Goal: Count each line below that has "closure" anywhere in it. Answer with the total alone.

··· Data extract ···

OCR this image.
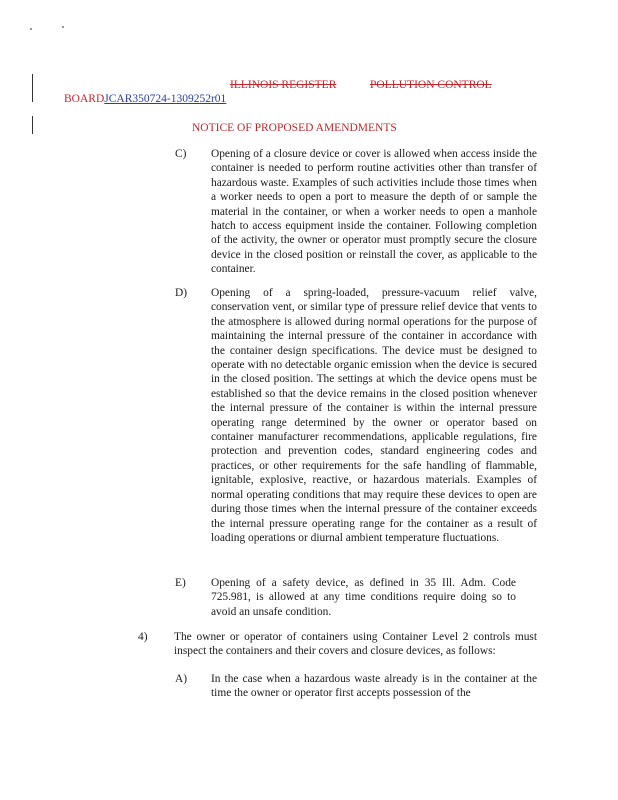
ILLINOIS REGISTER	POLLUTION CONTROL
BOARDJCAR350724-1309252r01
NOTICE OF PROPOSED AMENDMENTS
C) Opening of a closure device or cover is allowed when access inside the container is needed to perform routine activities other than transfer of hazardous waste. Examples of such activities include those times when a worker needs to open a port to measure the depth of or sample the material in the container, or when a worker needs to open a manhole hatch to access equipment inside the container. Following completion of the activity, the owner or operator must promptly secure the closure device in the closed position or reinstall the cover, as applicable to the container.
D) Opening of a spring-loaded, pressure-vacuum relief valve, conservation vent, or similar type of pressure relief device that vents to the atmosphere is allowed during normal operations for the purpose of maintaining the internal pressure of the container in accordance with the container design specifications. The device must be designed to operate with no detectable organic emission when the device is secured in the closed position. The settings at which the device opens must be established so that the device remains in the closed position whenever the internal pressure of the container is within the internal pressure operating range determined by the owner or operator based on container manufacturer recommendations, applicable regulations, fire protection and prevention codes, standard engineering codes and practices, or other requirements for the safe handling of flammable, ignitable, explosive, reactive, or hazardous materials. Examples of normal operating conditions that may require these devices to open are during those times when the internal pressure of the container exceeds the internal pressure operating range for the container as a result of loading operations or diurnal ambient temperature fluctuations.
E) Opening of a safety device, as defined in 35 Ill. Adm. Code 725.981, is allowed at any time conditions require doing so to avoid an unsafe condition.
4) The owner or operator of containers using Container Level 2 controls must inspect the containers and their covers and closure devices, as follows:
A) In the case when a hazardous waste already is in the container at the time the owner or operator first accepts possession of the
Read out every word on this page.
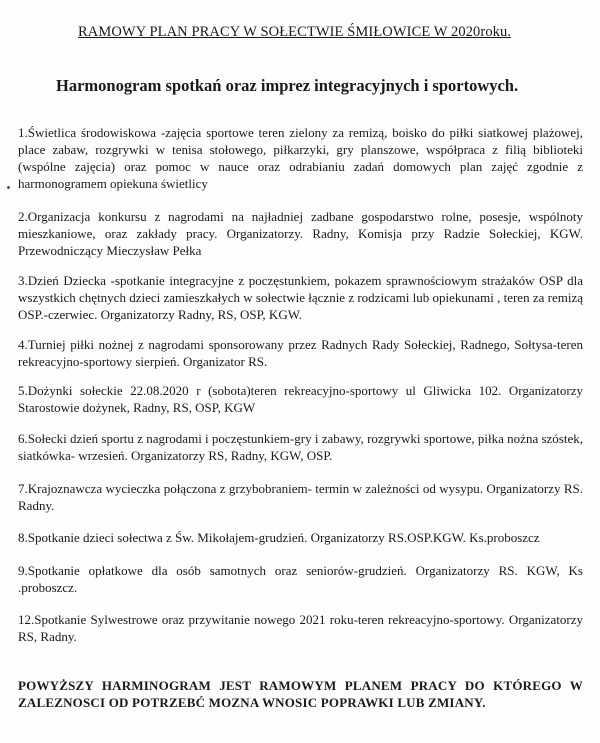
RAMOWY PLAN PRACY W SOŁECTWIE ŚMIŁOWICE W 2020roku.
Harmonogram spotkań oraz imprez integracyjnych i sportowych.

1.Świetlica środowiskowa -zajęcia sportowe teren zielony za remizą, boisko do piłki siatkowej plażowej, place zabaw, rozgrywki w tenisa stołowego, piłkarzyki, gry planszowe, współpraca z filią biblioteki (wspólne zajęcia) oraz pomoc w nauce oraz odrabianiu zadań domowych plan zajęć zgodnie z harmonogramem opiekuna świetlicy

2.Organizacja konkursu z nagrodami na najładniej zadbane gospodarstwo rolne, posesje, wspólnoty mieszkaniowe, oraz zakłady pracy. Organizatorzy. Radny, Komisja przy Radzie Sołeckiej, KGW. Przewodniczący Mieczysław Pełka

3.Dzień Dziecka -spotkanie integracyjne z poczęstunkiem, pokazem sprawnościowym strażaków OSP dla wszystkich chętnych dzieci zamieszkałych w sołectwie łącznie z rodzicami lub opiekunami , teren za remizą OSP.-czerwiec. Organizatorzy Radny, RS, OSP, KGW.

4.Turniej piłki nożnej z nagrodami sponsorowany przez Radnych Rady Sołeckiej, Radnego, Sołtysa-teren rekreacyjno-sportowy sierpień. Organizator RS.

5.Dożynki sołeckie 22.08.2020 r (sobota)teren rekreacyjno-sportowy ul Gliwicka 102. Organizatorzy Starostowie dożynek, Radny, RS, OSP, KGW

6.Sołecki dzień sportu z nagrodami i poczęstunkiem-gry i zabawy, rozgrywki sportowe, piłka nożna szóstek, siatkówka- wrzesień. Organizatorzy RS, Radny, KGW, OSP.

7.Krajoznawcza wycieczka połączona z grzybobraniem- termin w zależności od wysypu. Organizatorzy RS. Radny.

8.Spotkanie dzieci sołectwa z Św. Mikołajem-grudzień. Organizatorzy RS.OSP.KGW. Ks.proboszcz

9.Spotkanie opłatkowe dla osób samotnych oraz seniorów-grudzień. Organizatorzy RS. KGW, Ks .proboszcz.

12.Spotkanie Sylwestrowe oraz przywitanie nowego 2021 roku-teren rekreacyjno-sportowy. Organizatorzy RS, Radny.

POWYŻSZY HARMINOGRAM JEST RAMOWYM PLANEM PRACY DO KTÓREGO W ZALEZNOSCI OD POTRZEBĆ MOZNA WNOSIC POPRAWKI LUB ZMIANY.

···

Expected answer: 2